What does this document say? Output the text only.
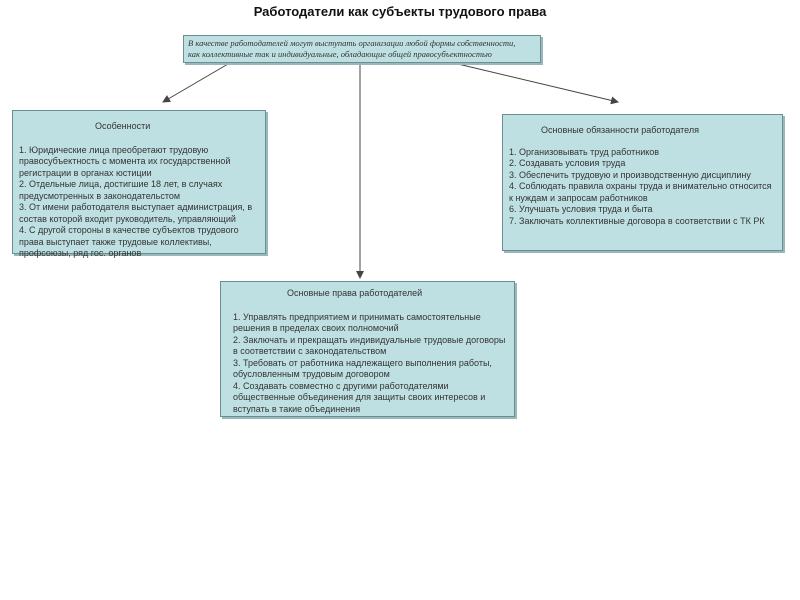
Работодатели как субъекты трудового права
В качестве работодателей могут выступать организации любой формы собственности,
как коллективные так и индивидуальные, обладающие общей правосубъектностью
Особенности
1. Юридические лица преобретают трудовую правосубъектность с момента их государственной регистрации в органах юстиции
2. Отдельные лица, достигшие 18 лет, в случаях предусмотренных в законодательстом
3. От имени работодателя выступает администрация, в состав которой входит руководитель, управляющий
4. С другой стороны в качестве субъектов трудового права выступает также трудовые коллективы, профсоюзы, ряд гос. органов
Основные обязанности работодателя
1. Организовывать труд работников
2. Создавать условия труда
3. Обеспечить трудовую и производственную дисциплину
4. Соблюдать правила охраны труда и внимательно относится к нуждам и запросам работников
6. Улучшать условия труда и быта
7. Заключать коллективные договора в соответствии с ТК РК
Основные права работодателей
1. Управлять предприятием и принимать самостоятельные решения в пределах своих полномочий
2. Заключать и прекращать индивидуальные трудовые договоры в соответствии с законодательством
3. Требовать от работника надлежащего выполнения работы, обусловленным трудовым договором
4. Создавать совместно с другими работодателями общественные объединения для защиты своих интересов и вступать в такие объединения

* _WHAT TO PRODUCE_:
Read the data above and pull out each line that holds the string "трудовые".

* _PROBLEM SOLUTION_:
4. С другой стороны в качестве субъектов трудового права выступает также трудовые коллективы, профсоюзы, ряд гос. органов
2. Заключать и прекращать индивидуальные трудовые договоры в соответствии с законодательством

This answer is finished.